-- WHAT YOU WILL DO --
Gather the lines from the material that contain "JSON".

-- LISTING --
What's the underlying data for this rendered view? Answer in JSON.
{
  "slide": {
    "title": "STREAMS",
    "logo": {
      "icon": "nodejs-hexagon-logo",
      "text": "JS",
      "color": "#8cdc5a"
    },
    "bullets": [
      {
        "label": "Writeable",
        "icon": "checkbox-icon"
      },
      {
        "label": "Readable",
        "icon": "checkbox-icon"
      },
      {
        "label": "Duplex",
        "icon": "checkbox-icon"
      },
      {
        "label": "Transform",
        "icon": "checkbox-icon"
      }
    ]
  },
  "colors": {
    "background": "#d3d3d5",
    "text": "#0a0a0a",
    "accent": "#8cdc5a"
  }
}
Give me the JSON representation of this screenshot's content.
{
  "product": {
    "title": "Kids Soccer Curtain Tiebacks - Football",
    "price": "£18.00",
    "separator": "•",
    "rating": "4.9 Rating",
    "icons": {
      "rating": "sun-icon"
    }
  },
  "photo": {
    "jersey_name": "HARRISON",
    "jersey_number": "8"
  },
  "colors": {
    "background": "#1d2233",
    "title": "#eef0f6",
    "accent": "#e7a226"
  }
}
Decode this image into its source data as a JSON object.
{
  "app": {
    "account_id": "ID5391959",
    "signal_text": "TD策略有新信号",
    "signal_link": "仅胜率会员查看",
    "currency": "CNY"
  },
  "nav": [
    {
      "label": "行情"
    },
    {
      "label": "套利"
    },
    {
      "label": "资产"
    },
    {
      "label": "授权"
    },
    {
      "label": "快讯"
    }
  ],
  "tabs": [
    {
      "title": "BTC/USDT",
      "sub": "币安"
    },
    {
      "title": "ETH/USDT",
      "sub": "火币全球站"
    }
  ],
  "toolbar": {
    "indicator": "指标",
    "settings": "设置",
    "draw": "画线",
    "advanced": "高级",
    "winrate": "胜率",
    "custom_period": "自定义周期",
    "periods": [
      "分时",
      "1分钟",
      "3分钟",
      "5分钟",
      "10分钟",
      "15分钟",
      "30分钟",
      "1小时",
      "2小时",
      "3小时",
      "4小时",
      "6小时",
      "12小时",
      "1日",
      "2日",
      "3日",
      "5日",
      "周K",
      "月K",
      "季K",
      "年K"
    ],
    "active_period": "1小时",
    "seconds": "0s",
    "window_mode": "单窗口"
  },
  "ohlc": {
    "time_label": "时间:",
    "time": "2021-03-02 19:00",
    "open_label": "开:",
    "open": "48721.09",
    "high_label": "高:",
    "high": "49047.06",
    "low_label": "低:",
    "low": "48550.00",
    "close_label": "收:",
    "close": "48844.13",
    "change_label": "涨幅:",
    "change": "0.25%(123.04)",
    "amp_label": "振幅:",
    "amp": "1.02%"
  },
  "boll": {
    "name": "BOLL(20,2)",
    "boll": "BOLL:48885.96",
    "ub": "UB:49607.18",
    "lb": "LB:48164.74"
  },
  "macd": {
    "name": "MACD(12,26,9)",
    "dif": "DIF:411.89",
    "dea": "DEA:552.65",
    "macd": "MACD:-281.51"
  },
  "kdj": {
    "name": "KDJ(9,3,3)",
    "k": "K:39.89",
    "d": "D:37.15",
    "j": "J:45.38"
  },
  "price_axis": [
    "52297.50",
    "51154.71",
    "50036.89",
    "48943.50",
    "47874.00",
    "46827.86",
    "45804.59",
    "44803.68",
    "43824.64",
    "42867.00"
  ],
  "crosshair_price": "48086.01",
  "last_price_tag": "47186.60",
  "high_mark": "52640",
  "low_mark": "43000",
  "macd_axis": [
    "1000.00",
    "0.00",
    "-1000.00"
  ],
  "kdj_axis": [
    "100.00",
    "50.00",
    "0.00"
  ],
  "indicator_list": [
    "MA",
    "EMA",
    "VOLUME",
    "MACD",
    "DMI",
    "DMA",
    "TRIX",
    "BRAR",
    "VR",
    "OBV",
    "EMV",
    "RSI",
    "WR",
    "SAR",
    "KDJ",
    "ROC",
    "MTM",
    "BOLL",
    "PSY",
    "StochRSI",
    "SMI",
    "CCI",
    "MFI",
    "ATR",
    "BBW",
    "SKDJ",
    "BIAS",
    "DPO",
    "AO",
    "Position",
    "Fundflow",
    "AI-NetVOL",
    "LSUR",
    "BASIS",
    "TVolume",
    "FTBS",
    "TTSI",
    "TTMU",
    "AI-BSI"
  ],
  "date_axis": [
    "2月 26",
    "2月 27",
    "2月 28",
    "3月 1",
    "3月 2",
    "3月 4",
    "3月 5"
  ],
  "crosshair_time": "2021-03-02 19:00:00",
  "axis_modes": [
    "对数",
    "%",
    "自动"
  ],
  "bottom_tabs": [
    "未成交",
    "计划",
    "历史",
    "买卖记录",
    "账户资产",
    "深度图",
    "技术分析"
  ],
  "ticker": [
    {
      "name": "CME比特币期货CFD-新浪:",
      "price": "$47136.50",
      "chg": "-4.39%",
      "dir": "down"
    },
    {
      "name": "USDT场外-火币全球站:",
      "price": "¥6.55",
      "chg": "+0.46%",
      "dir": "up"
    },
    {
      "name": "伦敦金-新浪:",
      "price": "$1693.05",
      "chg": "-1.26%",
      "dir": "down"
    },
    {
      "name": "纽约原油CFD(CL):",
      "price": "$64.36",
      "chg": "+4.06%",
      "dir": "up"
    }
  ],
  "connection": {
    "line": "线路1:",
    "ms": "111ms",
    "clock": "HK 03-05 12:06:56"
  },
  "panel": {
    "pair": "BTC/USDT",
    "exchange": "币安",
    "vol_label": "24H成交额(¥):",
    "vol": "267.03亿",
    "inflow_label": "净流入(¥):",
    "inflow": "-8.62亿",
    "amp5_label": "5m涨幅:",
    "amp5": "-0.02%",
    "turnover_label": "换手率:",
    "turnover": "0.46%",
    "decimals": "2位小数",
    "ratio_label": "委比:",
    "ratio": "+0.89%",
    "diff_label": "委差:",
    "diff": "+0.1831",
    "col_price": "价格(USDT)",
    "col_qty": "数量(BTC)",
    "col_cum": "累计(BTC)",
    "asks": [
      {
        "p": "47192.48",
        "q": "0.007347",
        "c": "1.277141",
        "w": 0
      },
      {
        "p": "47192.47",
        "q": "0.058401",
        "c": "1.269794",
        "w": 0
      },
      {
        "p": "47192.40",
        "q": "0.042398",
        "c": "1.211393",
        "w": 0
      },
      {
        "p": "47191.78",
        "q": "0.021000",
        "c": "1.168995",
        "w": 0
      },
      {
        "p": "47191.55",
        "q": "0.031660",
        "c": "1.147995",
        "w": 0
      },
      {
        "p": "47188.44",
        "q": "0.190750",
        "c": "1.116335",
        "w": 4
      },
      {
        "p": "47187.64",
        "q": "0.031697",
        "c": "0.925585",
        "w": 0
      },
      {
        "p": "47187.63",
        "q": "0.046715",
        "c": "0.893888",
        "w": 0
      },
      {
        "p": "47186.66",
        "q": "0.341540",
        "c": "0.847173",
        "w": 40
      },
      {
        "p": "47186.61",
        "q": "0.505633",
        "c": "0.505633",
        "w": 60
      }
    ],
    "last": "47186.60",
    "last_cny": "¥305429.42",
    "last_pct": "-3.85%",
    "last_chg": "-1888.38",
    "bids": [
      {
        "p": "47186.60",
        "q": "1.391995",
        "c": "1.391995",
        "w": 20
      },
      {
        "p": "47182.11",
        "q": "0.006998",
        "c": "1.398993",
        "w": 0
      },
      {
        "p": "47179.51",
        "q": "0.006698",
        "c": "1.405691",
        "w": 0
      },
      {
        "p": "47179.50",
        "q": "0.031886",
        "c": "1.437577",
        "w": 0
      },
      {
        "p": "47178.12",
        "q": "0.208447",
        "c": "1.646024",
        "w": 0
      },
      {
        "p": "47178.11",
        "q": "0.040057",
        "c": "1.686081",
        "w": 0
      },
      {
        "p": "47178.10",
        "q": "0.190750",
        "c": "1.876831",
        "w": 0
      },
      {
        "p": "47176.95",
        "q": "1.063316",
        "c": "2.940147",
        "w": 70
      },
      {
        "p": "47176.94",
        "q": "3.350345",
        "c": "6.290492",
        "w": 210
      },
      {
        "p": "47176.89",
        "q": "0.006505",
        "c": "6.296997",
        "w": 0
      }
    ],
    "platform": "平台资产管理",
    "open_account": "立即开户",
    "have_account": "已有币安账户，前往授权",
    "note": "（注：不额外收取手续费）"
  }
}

-- EXPECTED OUTPUT --
What's the underlying data for this rendered view? Answer in JSON.
Give me the JSON representation of this screenshot's content.
Decode this image into its source data as a JSON object.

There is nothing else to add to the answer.